» **PROMPT**:
Quote every line of the material beneath this one.

» **RAW DATA**:
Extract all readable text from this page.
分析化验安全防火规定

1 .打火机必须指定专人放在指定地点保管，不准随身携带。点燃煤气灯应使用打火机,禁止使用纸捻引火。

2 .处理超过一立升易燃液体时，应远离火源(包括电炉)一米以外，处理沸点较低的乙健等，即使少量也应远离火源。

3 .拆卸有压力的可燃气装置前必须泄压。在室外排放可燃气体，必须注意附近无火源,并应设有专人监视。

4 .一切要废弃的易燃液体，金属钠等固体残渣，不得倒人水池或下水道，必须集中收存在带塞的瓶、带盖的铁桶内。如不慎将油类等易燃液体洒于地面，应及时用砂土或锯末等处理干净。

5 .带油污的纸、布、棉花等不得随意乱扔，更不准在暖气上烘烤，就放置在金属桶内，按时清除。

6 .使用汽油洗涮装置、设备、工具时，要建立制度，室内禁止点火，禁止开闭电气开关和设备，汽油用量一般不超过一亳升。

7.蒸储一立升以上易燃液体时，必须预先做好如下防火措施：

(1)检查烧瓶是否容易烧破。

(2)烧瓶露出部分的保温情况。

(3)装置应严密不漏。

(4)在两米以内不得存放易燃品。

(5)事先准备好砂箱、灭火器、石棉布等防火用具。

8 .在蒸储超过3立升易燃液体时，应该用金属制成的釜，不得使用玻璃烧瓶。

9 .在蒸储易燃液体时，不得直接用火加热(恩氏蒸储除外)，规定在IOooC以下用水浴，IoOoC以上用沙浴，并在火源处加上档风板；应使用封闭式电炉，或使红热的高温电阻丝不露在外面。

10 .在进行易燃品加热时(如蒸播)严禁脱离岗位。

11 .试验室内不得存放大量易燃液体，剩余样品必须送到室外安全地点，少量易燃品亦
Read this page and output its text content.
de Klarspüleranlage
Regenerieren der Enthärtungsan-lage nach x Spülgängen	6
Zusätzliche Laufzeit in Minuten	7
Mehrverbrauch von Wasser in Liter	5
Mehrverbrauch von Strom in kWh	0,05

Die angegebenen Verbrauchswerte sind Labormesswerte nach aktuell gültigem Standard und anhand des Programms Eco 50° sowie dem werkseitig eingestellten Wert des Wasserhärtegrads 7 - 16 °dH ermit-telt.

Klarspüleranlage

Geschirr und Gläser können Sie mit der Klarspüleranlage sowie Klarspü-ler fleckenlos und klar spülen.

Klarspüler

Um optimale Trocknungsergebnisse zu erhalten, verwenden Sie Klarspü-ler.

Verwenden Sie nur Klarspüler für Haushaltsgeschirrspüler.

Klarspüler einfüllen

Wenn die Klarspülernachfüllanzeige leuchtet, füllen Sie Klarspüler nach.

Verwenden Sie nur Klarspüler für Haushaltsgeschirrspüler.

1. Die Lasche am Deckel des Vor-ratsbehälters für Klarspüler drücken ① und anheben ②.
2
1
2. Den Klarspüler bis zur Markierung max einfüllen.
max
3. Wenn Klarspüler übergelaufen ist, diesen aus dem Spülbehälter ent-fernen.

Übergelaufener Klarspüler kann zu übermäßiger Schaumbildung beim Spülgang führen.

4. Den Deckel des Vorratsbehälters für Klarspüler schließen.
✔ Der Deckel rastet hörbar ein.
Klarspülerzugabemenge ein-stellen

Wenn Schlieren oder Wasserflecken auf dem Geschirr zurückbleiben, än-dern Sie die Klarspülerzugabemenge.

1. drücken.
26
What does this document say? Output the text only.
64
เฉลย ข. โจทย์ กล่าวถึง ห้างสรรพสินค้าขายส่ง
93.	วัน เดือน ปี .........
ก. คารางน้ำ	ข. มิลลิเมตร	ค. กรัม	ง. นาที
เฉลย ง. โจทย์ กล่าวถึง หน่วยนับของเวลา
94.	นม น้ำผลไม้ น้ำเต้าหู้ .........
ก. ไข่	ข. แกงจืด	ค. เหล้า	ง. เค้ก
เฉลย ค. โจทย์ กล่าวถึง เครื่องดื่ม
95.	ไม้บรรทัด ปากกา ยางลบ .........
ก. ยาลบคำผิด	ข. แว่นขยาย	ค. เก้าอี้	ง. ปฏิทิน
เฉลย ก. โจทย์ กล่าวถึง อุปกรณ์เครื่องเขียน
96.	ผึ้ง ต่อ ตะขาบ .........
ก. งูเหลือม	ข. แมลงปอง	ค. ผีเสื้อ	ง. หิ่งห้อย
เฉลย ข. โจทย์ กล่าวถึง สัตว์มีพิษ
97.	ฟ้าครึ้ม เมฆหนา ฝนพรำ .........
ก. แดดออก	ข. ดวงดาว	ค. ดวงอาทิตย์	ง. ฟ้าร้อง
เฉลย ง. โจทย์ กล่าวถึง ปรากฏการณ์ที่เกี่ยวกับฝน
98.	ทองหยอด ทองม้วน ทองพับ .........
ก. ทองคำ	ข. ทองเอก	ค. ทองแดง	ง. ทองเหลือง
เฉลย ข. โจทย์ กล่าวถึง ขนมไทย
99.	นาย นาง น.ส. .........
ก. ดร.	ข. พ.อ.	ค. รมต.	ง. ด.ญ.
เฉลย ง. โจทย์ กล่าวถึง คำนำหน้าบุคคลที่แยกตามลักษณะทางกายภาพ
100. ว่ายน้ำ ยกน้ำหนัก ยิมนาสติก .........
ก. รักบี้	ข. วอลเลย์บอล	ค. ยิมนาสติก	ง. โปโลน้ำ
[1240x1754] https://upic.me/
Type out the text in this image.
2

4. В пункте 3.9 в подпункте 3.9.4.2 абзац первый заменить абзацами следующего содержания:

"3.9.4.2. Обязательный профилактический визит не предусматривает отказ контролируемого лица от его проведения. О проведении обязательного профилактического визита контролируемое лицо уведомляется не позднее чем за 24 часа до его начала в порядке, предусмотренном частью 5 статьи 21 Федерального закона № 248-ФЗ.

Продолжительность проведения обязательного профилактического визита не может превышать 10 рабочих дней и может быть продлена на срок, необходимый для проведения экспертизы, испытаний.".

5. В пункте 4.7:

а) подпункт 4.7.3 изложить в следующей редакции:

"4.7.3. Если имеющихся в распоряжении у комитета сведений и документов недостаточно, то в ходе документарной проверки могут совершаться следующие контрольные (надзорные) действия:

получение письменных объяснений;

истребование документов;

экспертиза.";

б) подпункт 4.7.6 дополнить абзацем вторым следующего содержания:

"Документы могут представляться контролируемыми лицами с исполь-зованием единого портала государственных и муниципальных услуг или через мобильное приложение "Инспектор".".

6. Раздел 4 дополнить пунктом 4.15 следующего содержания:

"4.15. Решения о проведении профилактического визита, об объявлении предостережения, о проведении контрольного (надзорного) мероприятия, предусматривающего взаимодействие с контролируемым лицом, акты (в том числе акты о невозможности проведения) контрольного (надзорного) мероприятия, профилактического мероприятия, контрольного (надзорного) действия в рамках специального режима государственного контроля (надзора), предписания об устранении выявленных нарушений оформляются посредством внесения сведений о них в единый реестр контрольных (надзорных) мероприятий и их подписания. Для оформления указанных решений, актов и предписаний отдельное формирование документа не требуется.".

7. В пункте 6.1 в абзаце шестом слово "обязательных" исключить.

» **OUTPUT FOR THIS EXERCISE**:
Extract all readable text from this page.
分析化验安全防火规定

1 .打火机必须指定专人放在指定地点保管，不准随身携带。点燃煤气灯应使用打火机,禁止使用纸捻引火。

2 .处理超过一立升易燃液体时，应远离火源(包括电炉)一米以外，处理沸点较低的乙健等，即使少量也应远离火源。

3 .拆卸有压力的可燃气装置前必须泄压。在室外排放可燃气体，必须注意附近无火源,并应设有专人监视。

4 .一切要废弃的易燃液体，金属钠等固体残渣，不得倒人水池或下水道，必须集中收存在带塞的瓶、带盖的铁桶内。如不慎将油类等易燃液体洒于地面，应及时用砂土或锯末等处理干净。

5 .带油污的纸、布、棉花等不得随意乱扔，更不准在暖气上烘烤，就放置在金属桶内，按时清除。

6 .使用汽油洗涮装置、设备、工具时，要建立制度，室内禁止点火，禁止开闭电气开关和设备，汽油用量一般不超过一亳升。

7.蒸储一立升以上易燃液体时，必须预先做好如下防火措施：

(1)检查烧瓶是否容易烧破。

(2)烧瓶露出部分的保温情况。

(3)装置应严密不漏。

(4)在两米以内不得存放易燃品。

(5)事先准备好砂箱、灭火器、石棉布等防火用具。

8 .在蒸储超过3立升易燃液体时，应该用金属制成的釜，不得使用玻璃烧瓶。

9 .在蒸储易燃液体时，不得直接用火加热(恩氏蒸储除外)，规定在IOooC以下用水浴，IoOoC以上用沙浴，并在火源处加上档风板；应使用封闭式电炉，或使红热的高温电阻丝不露在外面。

10 .在进行易燃品加热时(如蒸播)严禁脱离岗位。

11 .试验室内不得存放大量易燃液体，剩余样品必须送到室外安全地点，少量易燃品亦
Read this page and output its text content.
de Klarspüleranlage
Regenerieren der Enthärtungsan-lage nach x Spülgängen	6
Zusätzliche Laufzeit in Minuten	7
Mehrverbrauch von Wasser in Liter	5
Mehrverbrauch von Strom in kWh	0,05

Die angegebenen Verbrauchswerte sind Labormesswerte nach aktuell gültigem Standard und anhand des Programms Eco 50° sowie dem werkseitig eingestellten Wert des Wasserhärtegrads 7 - 16 °dH ermit-telt.

Klarspüleranlage

Geschirr und Gläser können Sie mit der Klarspüleranlage sowie Klarspü-ler fleckenlos und klar spülen.

Klarspüler

Um optimale Trocknungsergebnisse zu erhalten, verwenden Sie Klarspü-ler.

Verwenden Sie nur Klarspüler für Haushaltsgeschirrspüler.

Klarspüler einfüllen

Wenn die Klarspülernachfüllanzeige leuchtet, füllen Sie Klarspüler nach.

Verwenden Sie nur Klarspüler für Haushaltsgeschirrspüler.

1. Die Lasche am Deckel des Vor-ratsbehälters für Klarspüler drücken ① und anheben ②.
2
1
2. Den Klarspüler bis zur Markierung max einfüllen.
max
3. Wenn Klarspüler übergelaufen ist, diesen aus dem Spülbehälter ent-fernen.

Übergelaufener Klarspüler kann zu übermäßiger Schaumbildung beim Spülgang führen.

4. Den Deckel des Vorratsbehälters für Klarspüler schließen.
✔ Der Deckel rastet hörbar ein.
Klarspülerzugabemenge ein-stellen

Wenn Schlieren oder Wasserflecken auf dem Geschirr zurückbleiben, än-dern Sie die Klarspülerzugabemenge.

1. drücken.
26
What does this document say? Output the text only.
64
เฉลย ข. โจทย์ กล่าวถึง ห้างสรรพสินค้าขายส่ง
93.	วัน เดือน ปี .........
ก. คารางน้ำ	ข. มิลลิเมตร	ค. กรัม	ง. นาที
เฉลย ง. โจทย์ กล่าวถึง หน่วยนับของเวลา
94.	นม น้ำผลไม้ น้ำเต้าหู้ .........
ก. ไข่	ข. แกงจืด	ค. เหล้า	ง. เค้ก
เฉลย ค. โจทย์ กล่าวถึง เครื่องดื่ม
95.	ไม้บรรทัด ปากกา ยางลบ .........
ก. ยาลบคำผิด	ข. แว่นขยาย	ค. เก้าอี้	ง. ปฏิทิน
เฉลย ก. โจทย์ กล่าวถึง อุปกรณ์เครื่องเขียน
96.	ผึ้ง ต่อ ตะขาบ .........
ก. งูเหลือม	ข. แมลงปอง	ค. ผีเสื้อ	ง. หิ่งห้อย
เฉลย ข. โจทย์ กล่าวถึง สัตว์มีพิษ
97.	ฟ้าครึ้ม เมฆหนา ฝนพรำ .........
ก. แดดออก	ข. ดวงดาว	ค. ดวงอาทิตย์	ง. ฟ้าร้อง
เฉลย ง. โจทย์ กล่าวถึง ปรากฏการณ์ที่เกี่ยวกับฝน
98.	ทองหยอด ทองม้วน ทองพับ .........
ก. ทองคำ	ข. ทองเอก	ค. ทองแดง	ง. ทองเหลือง
เฉลย ข. โจทย์ กล่าวถึง ขนมไทย
99.	นาย นาง น.ส. .........
ก. ดร.	ข. พ.อ.	ค. รมต.	ง. ด.ญ.
เฉลย ง. โจทย์ กล่าวถึง คำนำหน้าบุคคลที่แยกตามลักษณะทางกายภาพ
100. ว่ายน้ำ ยกน้ำหนัก ยิมนาสติก .........
ก. รักบี้	ข. วอลเลย์บอล	ค. ยิมนาสติก	ง. โปโลน้ำ
[1240x1754] https://upic.me/
Type out the text in this image.
2

4. В пункте 3.9 в подпункте 3.9.4.2 абзац первый заменить абзацами следующего содержания:

"3.9.4.2. Обязательный профилактический визит не предусматривает отказ контролируемого лица от его проведения. О проведении обязательного профилактического визита контролируемое лицо уведомляется не позднее чем за 24 часа до его начала в порядке, предусмотренном частью 5 статьи 21 Федерального закона № 248-ФЗ.

Продолжительность проведения обязательного профилактического визита не может превышать 10 рабочих дней и может быть продлена на срок, необходимый для проведения экспертизы, испытаний.".

5. В пункте 4.7:

а) подпункт 4.7.3 изложить в следующей редакции:

"4.7.3. Если имеющихся в распоряжении у комитета сведений и документов недостаточно, то в ходе документарной проверки могут совершаться следующие контрольные (надзорные) действия:

получение письменных объяснений;

истребование документов;

экспертиза.";

б) подпункт 4.7.6 дополнить абзацем вторым следующего содержания:

"Документы могут представляться контролируемыми лицами с исполь-зованием единого портала государственных и муниципальных услуг или через мобильное приложение "Инспектор".".

6. Раздел 4 дополнить пунктом 4.15 следующего содержания:

"4.15. Решения о проведении профилактического визита, об объявлении предостережения, о проведении контрольного (надзорного) мероприятия, предусматривающего взаимодействие с контролируемым лицом, акты (в том числе акты о невозможности проведения) контрольного (надзорного) мероприятия, профилактического мероприятия, контрольного (надзорного) действия в рамках специального режима государственного контроля (надзора), предписания об устранении выявленных нарушений оформляются посредством внесения сведений о них в единый реестр контрольных (надзорных) мероприятий и их подписания. Для оформления указанных решений, актов и предписаний отдельное формирование документа не требуется.".

7. В пункте 6.1 в абзаце шестом слово "обязательных" исключить.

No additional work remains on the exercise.